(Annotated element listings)
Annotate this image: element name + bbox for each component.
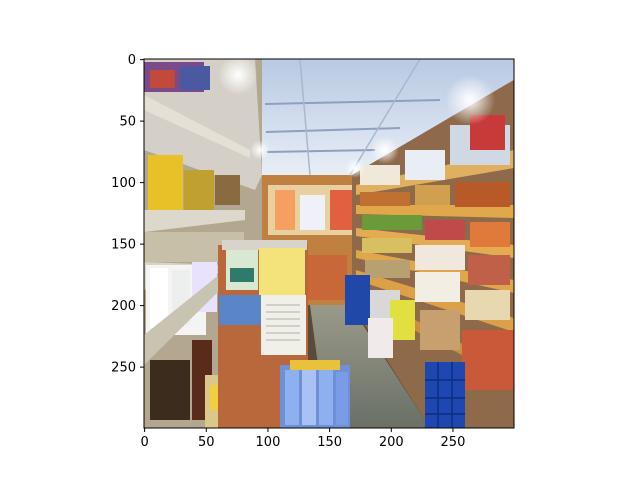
blue-sign xyxy=(219,295,261,325)
x-axis: 0 50 100 150 200 250 xyxy=(140,428,465,450)
y-axis: 0 50 100 150 200 250 xyxy=(111,53,144,376)
x-tick-label: 150 xyxy=(317,435,342,450)
water-bottles xyxy=(280,360,350,428)
x-tick-label: 0 xyxy=(140,435,148,450)
x-tick-label: 200 xyxy=(379,435,404,450)
blue-crate xyxy=(425,362,465,428)
store-aisle-photo xyxy=(144,59,514,428)
x-tick-label: 50 xyxy=(198,435,215,450)
white-poster xyxy=(261,295,306,355)
x-tick-label: 250 xyxy=(441,435,466,450)
y-tick-label: 0 xyxy=(128,53,136,68)
x-tick-label: 100 xyxy=(256,435,281,450)
y-tick-label: 50 xyxy=(119,115,136,130)
yellow-sign xyxy=(259,248,305,296)
y-tick-label: 250 xyxy=(111,361,136,376)
axes-frame xyxy=(143,58,515,429)
y-tick-label: 200 xyxy=(111,299,136,314)
y-tick-label: 150 xyxy=(111,238,136,253)
y-tick-label: 100 xyxy=(111,176,136,191)
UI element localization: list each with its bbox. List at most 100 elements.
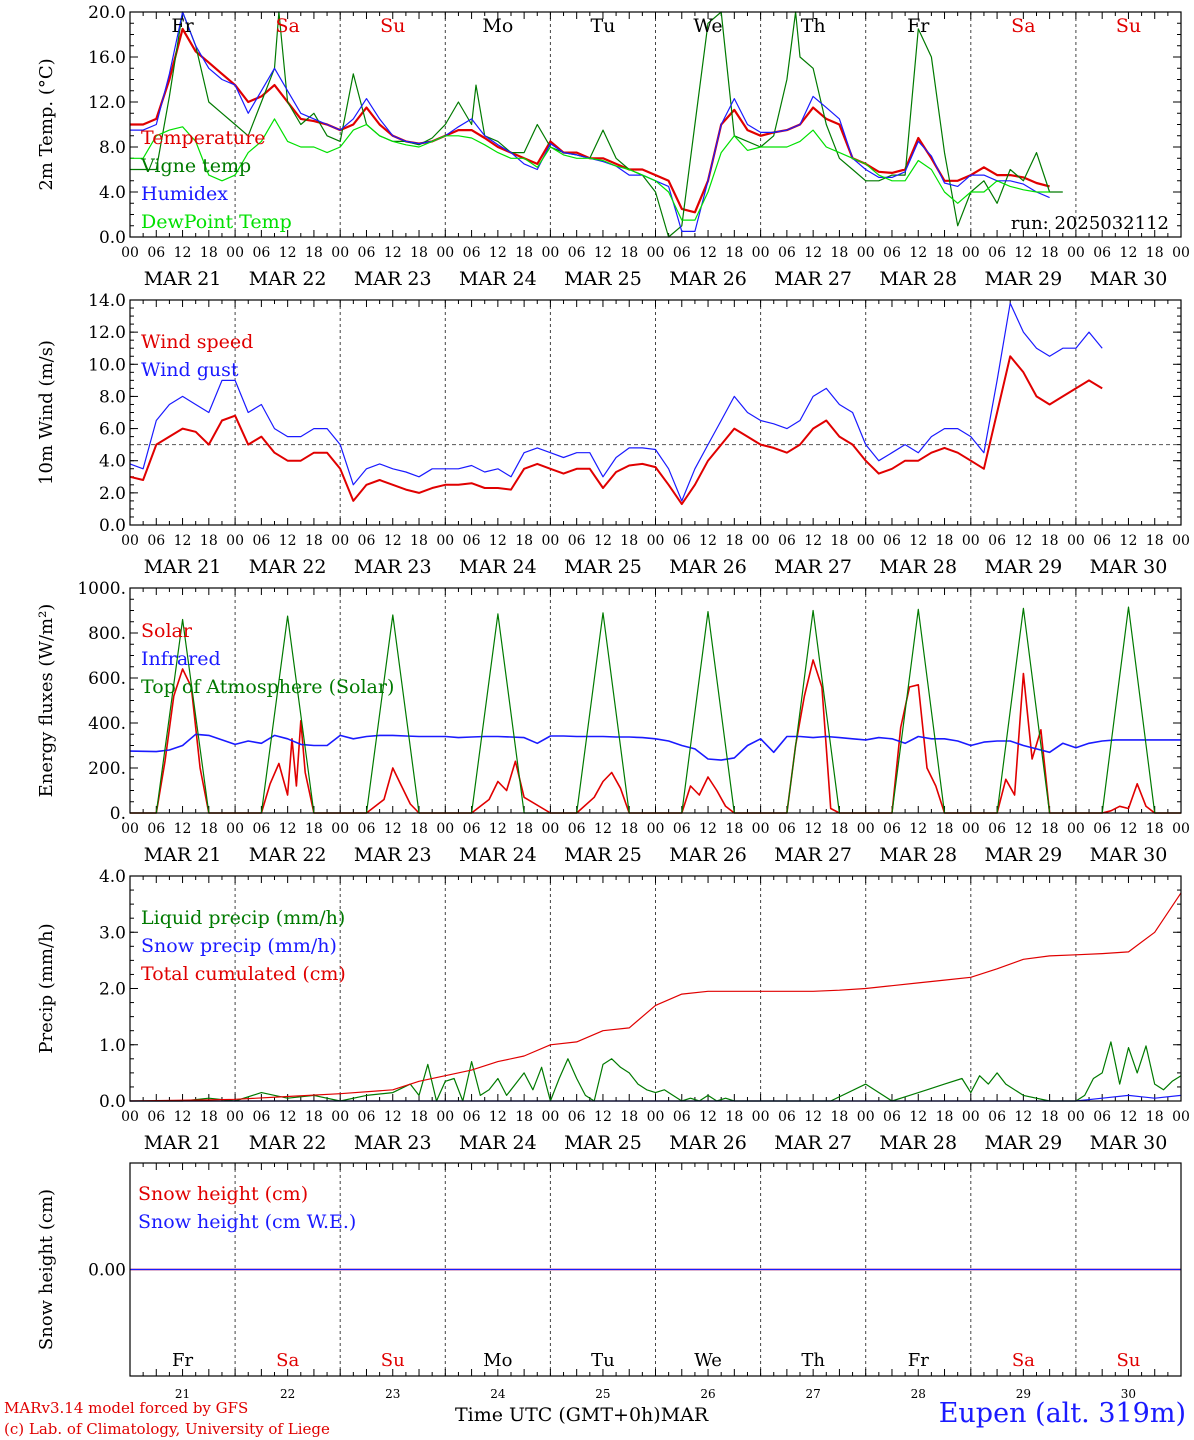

**Stated goal**
Reproduce every item above line for line, omitting the pictures.

**Worked solution**
Annotate this image: element name + bbox for each component.
blue-sign xyxy=(219,295,261,325)
x-axis: 0 50 100 150 200 250 xyxy=(140,428,465,450)
y-axis: 0 50 100 150 200 250 xyxy=(111,53,144,376)
x-tick-label: 150 xyxy=(317,435,342,450)
water-bottles xyxy=(280,360,350,428)
x-tick-label: 0 xyxy=(140,435,148,450)
x-tick-label: 200 xyxy=(379,435,404,450)
blue-crate xyxy=(425,362,465,428)
store-aisle-photo xyxy=(144,59,514,428)
x-tick-label: 50 xyxy=(198,435,215,450)
white-poster xyxy=(261,295,306,355)
x-tick-label: 250 xyxy=(441,435,466,450)
y-tick-label: 0 xyxy=(128,53,136,68)
x-tick-label: 100 xyxy=(256,435,281,450)
y-tick-label: 50 xyxy=(119,115,136,130)
yellow-sign xyxy=(259,248,305,296)
y-tick-label: 250 xyxy=(111,361,136,376)
axes-frame xyxy=(143,58,515,429)
y-tick-label: 200 xyxy=(111,299,136,314)
y-tick-label: 150 xyxy=(111,238,136,253)
y-tick-label: 100 xyxy=(111,176,136,191)
UI element localization: list each with its bbox. List at most 100 elements.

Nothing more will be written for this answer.